Single out the lines that include the word "this". Copy them.
##### MATERIAL SUPPLIED
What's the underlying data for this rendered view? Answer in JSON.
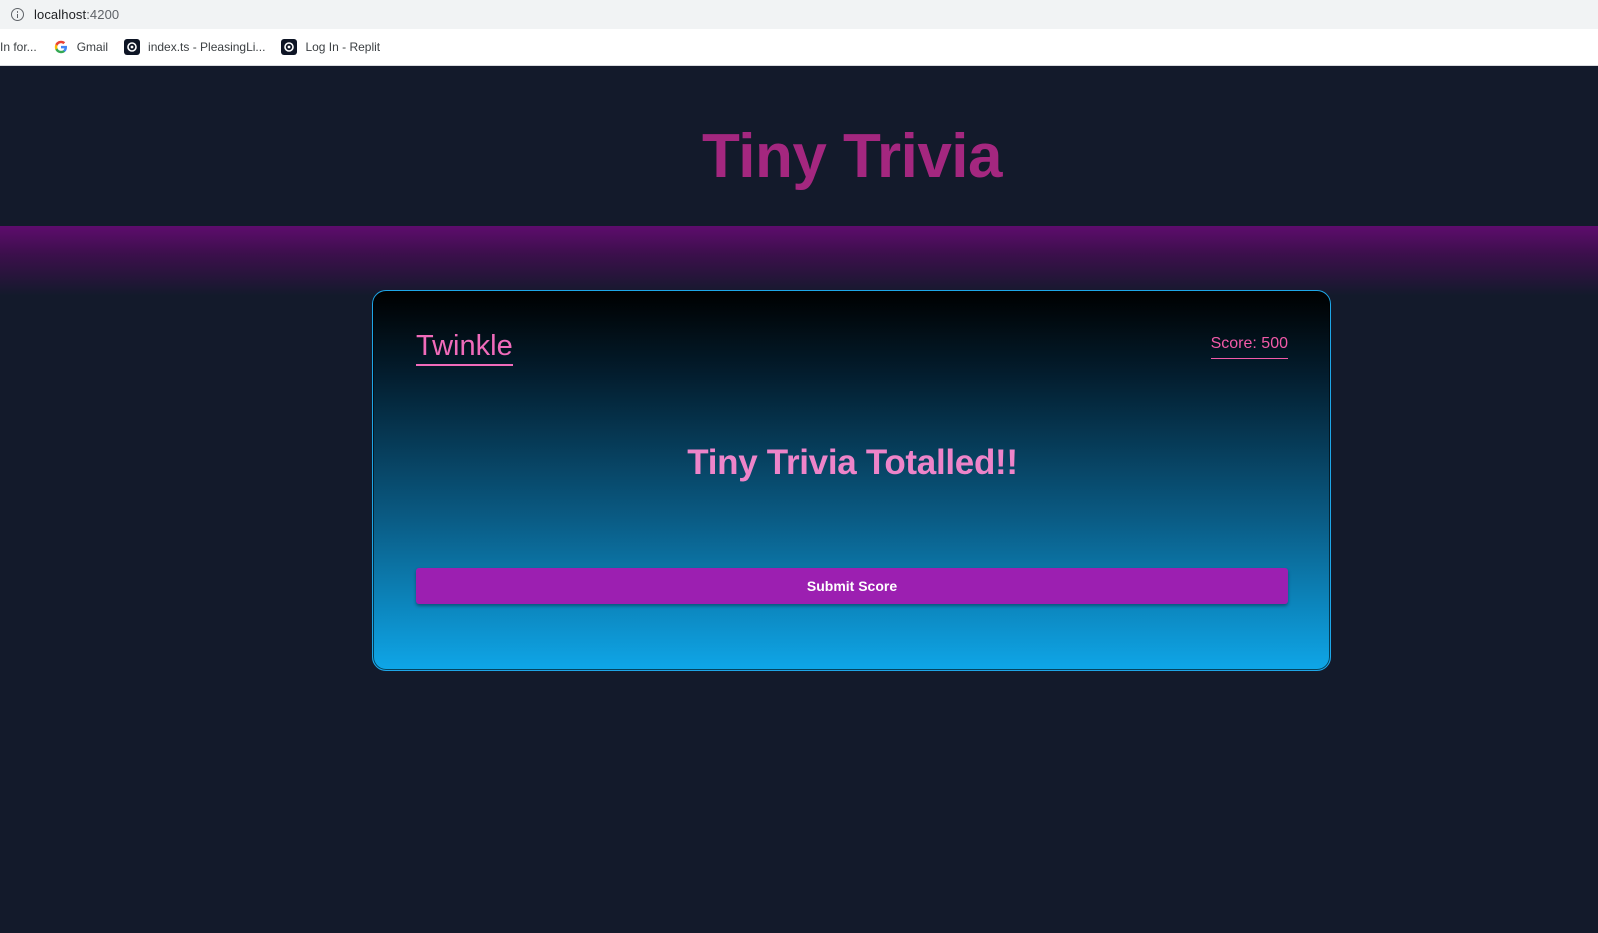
{
  "browser": {
    "url_host": "localhost",
    "url_port": ":4200",
    "bookmarks": [
      {
        "label": "In for...",
        "icon": "none"
      },
      {
        "label": "Gmail",
        "icon": "google-icon"
      },
      {
        "label": "index.ts - PleasingLi...",
        "icon": "replit-icon"
      },
      {
        "label": "Log In - Replit",
        "icon": "replit-icon"
      }
    ]
  },
  "app": {
    "title": "Tiny Trivia",
    "player_name": "Twinkle",
    "score_label": "Score: 500",
    "result_heading": "Tiny Trivia Totalled!!",
    "submit_label": "Submit Score"
  },
  "colors": {
    "background": "#131a2b",
    "title": "#a4277f",
    "band": "#5e0c6d",
    "card_border": "#1ea6e7",
    "accent_pink": "#f06bba",
    "button": "#9c1fb1"
  }
}
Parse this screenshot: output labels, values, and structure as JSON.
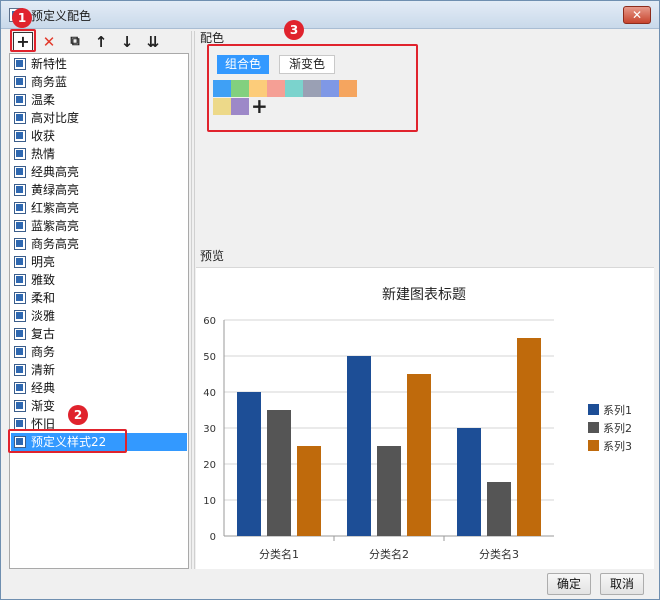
{
  "window": {
    "title": "预定义配色",
    "close_label": "✕"
  },
  "toolbar": {
    "add": "+",
    "delete": "✕",
    "copy": "⧉",
    "up": "↑",
    "down": "↓",
    "sort": "⇊"
  },
  "styles_list": {
    "items": [
      "新特性",
      "商务蓝",
      "温柔",
      "高对比度",
      "收获",
      "热情",
      "经典高亮",
      "黄绿高亮",
      "红紫高亮",
      "蓝紫高亮",
      "商务高亮",
      "明亮",
      "雅致",
      "柔和",
      "淡雅",
      "复古",
      "商务",
      "清新",
      "经典",
      "渐变",
      "怀旧",
      "预定义样式22"
    ],
    "selected_index": 21
  },
  "palette": {
    "section_label": "配色",
    "tabs": [
      {
        "label": "组合色",
        "active": true
      },
      {
        "label": "渐变色",
        "active": false
      }
    ],
    "colors": [
      "#3fa0f5",
      "#82d07f",
      "#fccc7a",
      "#f59f95",
      "#7bd3cd",
      "#9aa0b4",
      "#7f98e6",
      "#f5a55f",
      "#edd989",
      "#9d88c8"
    ],
    "add_label": "+"
  },
  "preview": {
    "section_label": "预览"
  },
  "chart_data": {
    "type": "bar",
    "title": "新建图表标题",
    "categories": [
      "分类名1",
      "分类名2",
      "分类名3"
    ],
    "series": [
      {
        "name": "系列1",
        "color": "#1d4e96",
        "values": [
          40,
          50,
          30
        ]
      },
      {
        "name": "系列2",
        "color": "#555555",
        "values": [
          35,
          25,
          15
        ]
      },
      {
        "name": "系列3",
        "color": "#bf6a0c",
        "values": [
          25,
          45,
          55
        ]
      }
    ],
    "ylim": [
      0,
      60
    ],
    "yticks": [
      0,
      10,
      20,
      30,
      40,
      50,
      60
    ],
    "grid": true,
    "legend": "right"
  },
  "footer": {
    "ok_label": "确定",
    "cancel_label": "取消"
  },
  "annotations": {
    "badge1": "1",
    "badge2": "2",
    "badge3": "3",
    "color": "#e0232d"
  }
}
##########
#### [ANSWER TO THE PROBLEM]
What's the underlying data for this rendered view? Answer in JSON.
Parse this screenshot: output labels, values, and structure as JSON.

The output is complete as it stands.